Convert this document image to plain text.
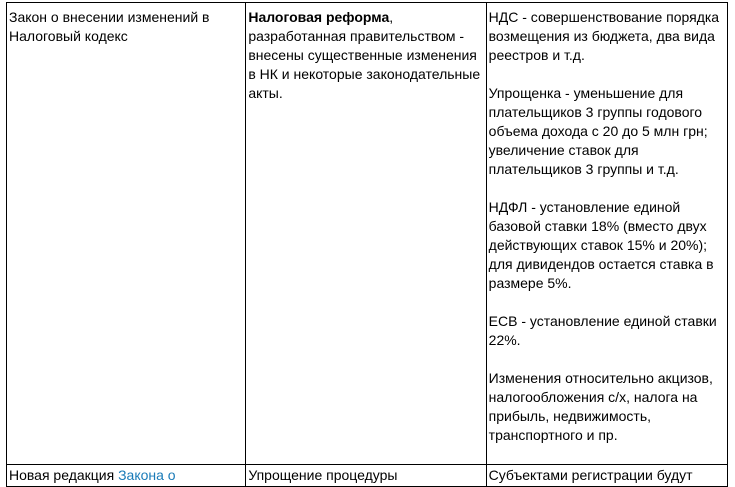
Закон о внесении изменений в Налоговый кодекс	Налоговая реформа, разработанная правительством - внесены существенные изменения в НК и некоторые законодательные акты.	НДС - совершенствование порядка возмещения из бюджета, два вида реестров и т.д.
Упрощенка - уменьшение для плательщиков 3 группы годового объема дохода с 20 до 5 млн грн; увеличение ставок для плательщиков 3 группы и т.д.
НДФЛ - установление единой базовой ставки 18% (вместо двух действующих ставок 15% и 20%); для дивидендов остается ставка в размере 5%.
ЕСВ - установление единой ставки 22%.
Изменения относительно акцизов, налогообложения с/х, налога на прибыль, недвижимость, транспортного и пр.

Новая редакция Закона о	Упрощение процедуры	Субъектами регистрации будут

▬▬▬▬▬▬

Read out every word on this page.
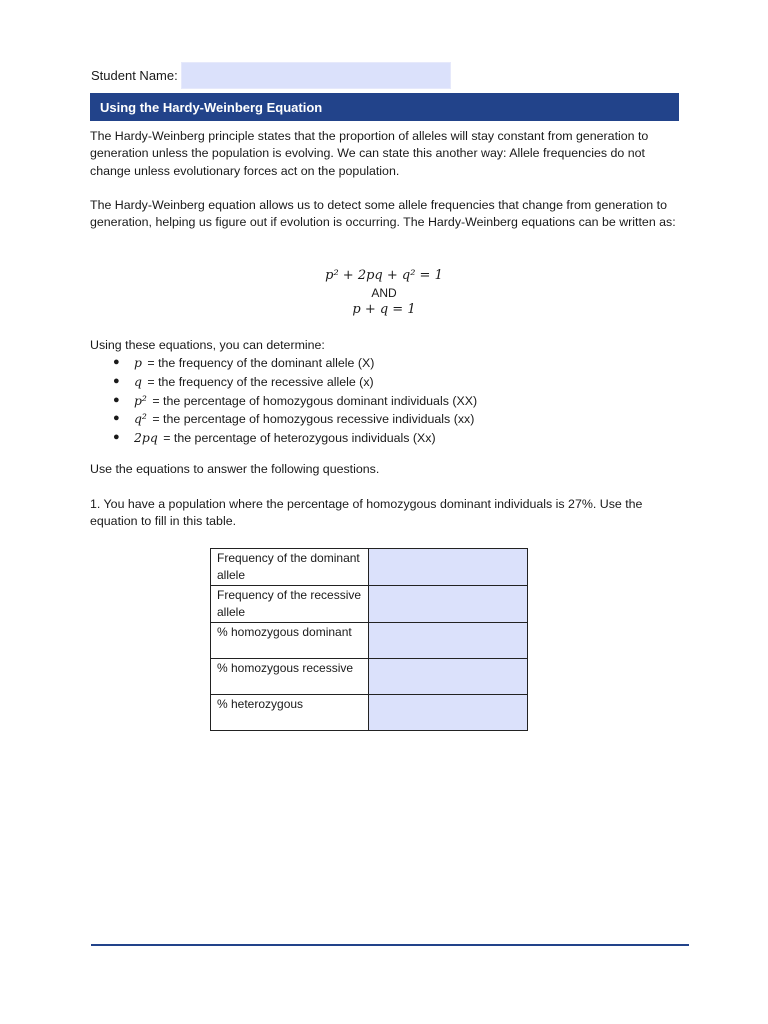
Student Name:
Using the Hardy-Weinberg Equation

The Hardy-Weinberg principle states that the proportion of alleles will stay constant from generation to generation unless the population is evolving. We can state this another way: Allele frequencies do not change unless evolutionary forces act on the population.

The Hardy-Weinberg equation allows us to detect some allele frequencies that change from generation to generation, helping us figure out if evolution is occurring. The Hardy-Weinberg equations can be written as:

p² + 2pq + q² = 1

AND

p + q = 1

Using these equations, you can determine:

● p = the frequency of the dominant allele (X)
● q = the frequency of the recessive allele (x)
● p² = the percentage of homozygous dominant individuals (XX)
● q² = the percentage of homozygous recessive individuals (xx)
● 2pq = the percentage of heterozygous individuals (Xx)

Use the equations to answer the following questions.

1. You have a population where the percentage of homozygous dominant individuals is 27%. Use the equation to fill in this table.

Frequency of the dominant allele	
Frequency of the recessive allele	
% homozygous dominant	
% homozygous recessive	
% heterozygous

▬▬▬▬▬▬

» The problem: Go through the records above and copy every line with the word "ставки".

» Full output:
НДФЛ - установление единой базовой ставки 18% (вместо двух действующих ставок 15% и 20%); для дивидендов остается ставка в размере 5%.
ЕСВ - установление единой ставки 22%.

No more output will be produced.